* **RECORDS FOR PROCESSING**
'''

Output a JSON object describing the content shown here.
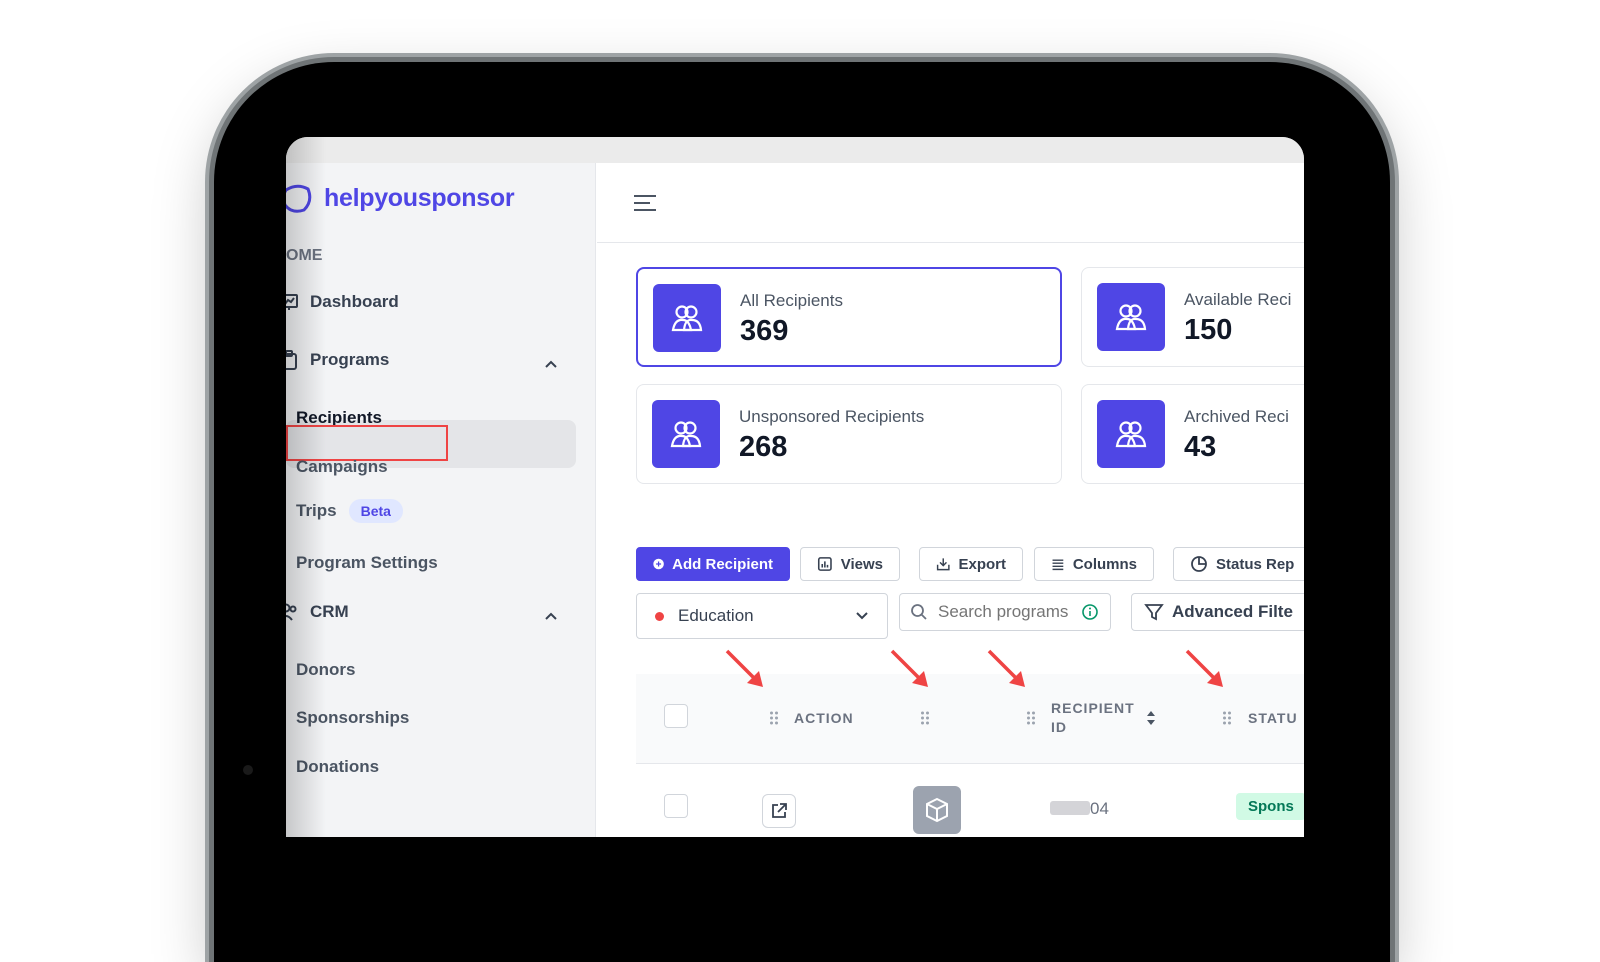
{
  "brand": {
    "name": "helpyousponsor",
    "color": "#4f46e5"
  },
  "sidebar": {
    "section_label": "OME",
    "dashboard": "Dashboard",
    "programs": "Programs",
    "program_items": [
      {
        "label": "Recipients",
        "active": true
      },
      {
        "label": "Campaigns"
      },
      {
        "label": "Trips",
        "badge": "Beta"
      },
      {
        "label": "Program Settings"
      }
    ],
    "crm": "CRM",
    "crm_items": [
      {
        "label": "Donors"
      },
      {
        "label": "Sponsorships"
      },
      {
        "label": "Donations"
      }
    ]
  },
  "stats": [
    {
      "label": "All Recipients",
      "value": "369",
      "active": true
    },
    {
      "label": "Available Reci",
      "value": "150"
    },
    {
      "label": "Unsponsored Recipients",
      "value": "268"
    },
    {
      "label": "Archived Reci",
      "value": "43"
    }
  ],
  "toolbar": {
    "add": "Add Recipient",
    "views": "Views",
    "export": "Export",
    "columns": "Columns",
    "status_report": "Status Rep"
  },
  "filters": {
    "program": "Education",
    "search_placeholder": "Search programs",
    "advanced": "Advanced Filte"
  },
  "table": {
    "headers": {
      "action": "ACTION",
      "recipient_id_1": "RECIPIENT",
      "recipient_id_2": "ID",
      "status": "STATU"
    },
    "row": {
      "id_suffix": "04",
      "status": "Spons"
    }
  },
  "colors": {
    "accent": "#4f46e5",
    "annotation": "#ef4444",
    "status_green": "#047857"
  }
}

'''

* **WHAT TO PRODUCE**
Using the records above, say how many lines include the string "value". Only the number is wanted.

* **OUTPUT FOR THIS EXERCISE**
4